**Written instruction:**
From the worked solution about an electron near the surface of liquid helium, quote verbatim the part that opens with the words containing "D. [[12 points]]" and closes with "lowest possible energy.".

--- Start Selection ---

C. [10 points] What is the mean distance of an electron from the surface $z=0$ in terms of the length $l_0$?

Since our wavefunction is unnormalized, the mean distance is given by,

(19)
\begin{align} \left<z\right> = \frac{\left<\psi\bigg|z\bigg|\psi\right>}{\left<\psi\bigg|\psi\right>} \end{align}

Since $\psi=f(x)g(y)h(z)$ with $h(z)=z e^{-z/l_0}$, we have that

(20)
\begin{align} \left<z\right> = \frac{\int_0^\infty z^3 e^{-2z/l_0}}{\int_0^\infty z^2 e^{-2z/l_0}} \end{align}

To compute these integrals, we recall that

(21)
\begin{align} \int_0^\infty z^n e^{-\lambda z} = \frac{(-1)^n}{n!}\frac{\partial^n}{\partial \lambda^n} \int_0^\infty e^{-\lambda z} = \frac{(-1)^n}{n!}\frac{\partial^n}{\partial \lambda^n} \frac{1}{\lambda} = \frac{1}{\lambda^n}, \end{align}

and so

(22)
\begin{align} \left<z\right> = \frac{l_0^3/8}{l_0^2/4} = \frac{l_0}{2}. \end{align}

D. [[12 points]] The dielectric constant of liquid helium is 1.057. Assuming that $L_1,L_2$ are large, and using the facts that the binding energy of the electron in a hydrogen atom is $E_H=\frac{me^4}{2\hbar^2}=13.6\,\text{eV}$, and the Bohr radius is $a_0=\frac{\hbar^2}{me^2}=0.053\text{nm}$, deduce the binding energy of an electron to the surface of liquid helium and its mean distance from the surface. You can assume that the solution, Eq. 11, gives the lowest possible energy.

Greg’s Solution:

Since the lengths $L_1,L_2$ are large, we may neglect the parts of the energy which came from the x and y constraints. Thus,

(23)
\begin{align} E \approx - \frac{2m}{\hbar^2} \frac{e^4(\epsilon-1)^2}{4(\epsilon+1)^2}. \end{align}

Since we are given that $\frac{2m e^4}{\hbar^2}=13.6\,\text{eV}$, and $\left(\frac{.057}{2.057}\right)^2 \approx \frac{1}{41^2} \approx .03$, we have that the binding energy is given by,

(24)
\begin{align} E \approx 4\times 13.6\,\text{eV} \times .03 \approx 1.4 \,\text{eV} \end{align}

Recall that the mean distance from the surface is given by,

(25)

--- End Selection ---
--- Start Provided data ---

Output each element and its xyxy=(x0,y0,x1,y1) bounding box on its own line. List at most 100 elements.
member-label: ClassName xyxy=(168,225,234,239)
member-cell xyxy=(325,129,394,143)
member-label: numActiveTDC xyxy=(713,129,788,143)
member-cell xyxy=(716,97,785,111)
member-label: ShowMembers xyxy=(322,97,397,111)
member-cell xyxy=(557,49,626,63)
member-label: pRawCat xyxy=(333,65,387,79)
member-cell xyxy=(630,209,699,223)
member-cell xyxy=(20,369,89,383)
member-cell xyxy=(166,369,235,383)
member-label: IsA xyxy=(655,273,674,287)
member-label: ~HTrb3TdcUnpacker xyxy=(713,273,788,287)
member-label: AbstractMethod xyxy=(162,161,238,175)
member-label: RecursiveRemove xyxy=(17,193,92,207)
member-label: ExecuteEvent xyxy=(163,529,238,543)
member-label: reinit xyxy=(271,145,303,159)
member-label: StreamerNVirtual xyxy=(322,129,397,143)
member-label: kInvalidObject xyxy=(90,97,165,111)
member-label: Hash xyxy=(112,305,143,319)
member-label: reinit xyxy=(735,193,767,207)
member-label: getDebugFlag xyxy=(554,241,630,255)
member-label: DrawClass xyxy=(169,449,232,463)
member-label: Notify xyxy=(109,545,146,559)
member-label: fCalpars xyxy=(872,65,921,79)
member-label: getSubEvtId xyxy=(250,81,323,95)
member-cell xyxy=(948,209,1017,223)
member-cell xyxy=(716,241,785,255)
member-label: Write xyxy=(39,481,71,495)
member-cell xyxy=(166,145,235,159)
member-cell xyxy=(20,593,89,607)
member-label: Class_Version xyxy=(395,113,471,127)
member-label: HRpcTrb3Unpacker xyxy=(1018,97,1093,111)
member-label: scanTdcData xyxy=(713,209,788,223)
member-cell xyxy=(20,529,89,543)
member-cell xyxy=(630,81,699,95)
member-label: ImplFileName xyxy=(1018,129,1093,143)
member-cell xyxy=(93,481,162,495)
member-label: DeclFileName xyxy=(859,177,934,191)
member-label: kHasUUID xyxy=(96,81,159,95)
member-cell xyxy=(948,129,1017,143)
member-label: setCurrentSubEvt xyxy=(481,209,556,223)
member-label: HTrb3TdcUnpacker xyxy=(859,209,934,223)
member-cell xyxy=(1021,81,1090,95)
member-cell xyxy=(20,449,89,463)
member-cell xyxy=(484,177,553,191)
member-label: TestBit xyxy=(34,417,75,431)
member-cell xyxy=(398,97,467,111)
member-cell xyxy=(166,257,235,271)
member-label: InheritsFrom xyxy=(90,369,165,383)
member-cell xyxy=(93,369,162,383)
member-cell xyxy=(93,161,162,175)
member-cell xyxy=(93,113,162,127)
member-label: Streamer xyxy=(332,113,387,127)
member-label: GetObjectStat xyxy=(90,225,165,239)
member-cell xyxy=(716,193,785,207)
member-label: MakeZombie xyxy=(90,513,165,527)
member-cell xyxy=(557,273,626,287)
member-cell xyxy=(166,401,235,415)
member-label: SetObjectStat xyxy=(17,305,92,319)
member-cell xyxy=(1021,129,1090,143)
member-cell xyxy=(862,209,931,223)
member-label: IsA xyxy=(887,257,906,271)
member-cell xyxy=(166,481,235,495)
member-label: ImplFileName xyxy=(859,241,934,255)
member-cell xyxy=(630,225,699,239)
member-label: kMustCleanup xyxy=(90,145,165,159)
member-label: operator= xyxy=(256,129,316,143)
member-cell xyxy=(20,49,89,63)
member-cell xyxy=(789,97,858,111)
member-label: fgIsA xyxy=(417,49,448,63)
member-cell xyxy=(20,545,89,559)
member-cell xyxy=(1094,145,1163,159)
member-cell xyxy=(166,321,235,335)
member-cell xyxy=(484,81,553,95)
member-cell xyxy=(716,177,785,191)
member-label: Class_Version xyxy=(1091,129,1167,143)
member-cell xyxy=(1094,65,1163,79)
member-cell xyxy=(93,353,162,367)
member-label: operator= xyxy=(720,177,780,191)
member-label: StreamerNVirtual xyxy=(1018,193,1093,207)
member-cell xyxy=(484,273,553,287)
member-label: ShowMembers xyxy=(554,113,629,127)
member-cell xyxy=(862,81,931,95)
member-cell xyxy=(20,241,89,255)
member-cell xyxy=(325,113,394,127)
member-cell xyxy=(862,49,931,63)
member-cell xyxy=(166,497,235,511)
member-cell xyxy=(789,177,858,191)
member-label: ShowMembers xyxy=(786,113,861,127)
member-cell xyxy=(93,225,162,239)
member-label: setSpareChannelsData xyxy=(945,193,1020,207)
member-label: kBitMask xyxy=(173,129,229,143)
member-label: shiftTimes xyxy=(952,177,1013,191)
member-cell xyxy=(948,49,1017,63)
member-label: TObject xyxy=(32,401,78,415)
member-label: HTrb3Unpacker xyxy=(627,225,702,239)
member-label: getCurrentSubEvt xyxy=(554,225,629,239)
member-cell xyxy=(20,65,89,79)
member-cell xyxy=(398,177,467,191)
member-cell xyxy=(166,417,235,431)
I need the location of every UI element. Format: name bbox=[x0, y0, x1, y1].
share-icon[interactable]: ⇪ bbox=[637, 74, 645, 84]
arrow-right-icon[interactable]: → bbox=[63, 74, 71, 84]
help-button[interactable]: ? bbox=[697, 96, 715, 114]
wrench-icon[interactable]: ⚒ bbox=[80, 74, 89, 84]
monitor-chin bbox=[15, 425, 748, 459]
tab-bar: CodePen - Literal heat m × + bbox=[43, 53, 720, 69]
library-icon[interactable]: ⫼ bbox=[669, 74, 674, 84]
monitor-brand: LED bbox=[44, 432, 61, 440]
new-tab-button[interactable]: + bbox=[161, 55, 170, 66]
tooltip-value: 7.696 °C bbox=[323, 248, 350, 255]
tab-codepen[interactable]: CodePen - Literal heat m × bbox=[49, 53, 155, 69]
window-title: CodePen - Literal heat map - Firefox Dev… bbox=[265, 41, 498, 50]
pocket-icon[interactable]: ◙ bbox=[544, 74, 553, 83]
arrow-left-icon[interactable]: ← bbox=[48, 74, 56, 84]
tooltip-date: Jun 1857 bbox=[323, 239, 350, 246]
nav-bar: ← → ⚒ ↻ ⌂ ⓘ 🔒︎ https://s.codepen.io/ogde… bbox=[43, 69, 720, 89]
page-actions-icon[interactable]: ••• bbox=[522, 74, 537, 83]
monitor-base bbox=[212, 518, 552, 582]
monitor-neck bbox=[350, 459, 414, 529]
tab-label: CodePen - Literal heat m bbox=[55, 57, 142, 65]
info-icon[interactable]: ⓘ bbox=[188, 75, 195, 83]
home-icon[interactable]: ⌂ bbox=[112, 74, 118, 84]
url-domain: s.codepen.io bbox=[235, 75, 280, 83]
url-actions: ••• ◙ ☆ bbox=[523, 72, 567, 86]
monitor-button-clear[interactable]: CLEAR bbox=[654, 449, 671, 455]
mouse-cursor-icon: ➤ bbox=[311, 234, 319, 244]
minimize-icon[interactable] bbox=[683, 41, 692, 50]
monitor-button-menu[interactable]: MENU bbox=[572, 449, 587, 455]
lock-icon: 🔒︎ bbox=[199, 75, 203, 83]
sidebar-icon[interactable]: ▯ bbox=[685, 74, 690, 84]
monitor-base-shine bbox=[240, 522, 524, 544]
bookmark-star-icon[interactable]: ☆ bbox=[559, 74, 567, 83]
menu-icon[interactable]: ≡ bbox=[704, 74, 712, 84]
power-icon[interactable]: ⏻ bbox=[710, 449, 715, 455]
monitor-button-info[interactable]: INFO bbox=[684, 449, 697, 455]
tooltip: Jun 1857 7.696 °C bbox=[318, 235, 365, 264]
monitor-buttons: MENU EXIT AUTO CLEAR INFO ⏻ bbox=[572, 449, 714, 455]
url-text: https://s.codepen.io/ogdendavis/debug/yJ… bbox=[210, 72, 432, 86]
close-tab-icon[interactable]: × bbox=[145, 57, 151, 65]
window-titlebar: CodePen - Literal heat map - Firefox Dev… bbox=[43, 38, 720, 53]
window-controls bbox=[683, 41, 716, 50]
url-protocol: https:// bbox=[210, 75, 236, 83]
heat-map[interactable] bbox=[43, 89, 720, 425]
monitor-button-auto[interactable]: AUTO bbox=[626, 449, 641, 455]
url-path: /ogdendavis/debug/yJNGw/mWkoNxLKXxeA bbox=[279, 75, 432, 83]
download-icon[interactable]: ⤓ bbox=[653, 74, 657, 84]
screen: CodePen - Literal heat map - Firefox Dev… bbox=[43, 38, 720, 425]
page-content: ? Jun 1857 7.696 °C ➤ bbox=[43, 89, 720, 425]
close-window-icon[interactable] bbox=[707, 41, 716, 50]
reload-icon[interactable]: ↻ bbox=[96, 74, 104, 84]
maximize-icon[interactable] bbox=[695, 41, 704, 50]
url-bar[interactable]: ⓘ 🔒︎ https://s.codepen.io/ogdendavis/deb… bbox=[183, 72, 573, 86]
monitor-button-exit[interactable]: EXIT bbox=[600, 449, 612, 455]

--- End Provided data ---

**The answer:**
D. [[12 points]] The dielectric constant of liquid helium is 1.057. Assuming that $L_1,L_2$ are large, and using the facts that the binding energy of the electron in a hydrogen atom is $E_H=\frac{me^4}{2\hbar^2}=13.6\,\text{eV}$, and the Bohr radius is $a_0=\frac{\hbar^2}{me^2}=0.053\text{nm}$, deduce the binding energy of an electron to the surface of liquid helium and its mean distance from the surface. You can assume that the solution, Eq. 11, gives the lowest possible energy.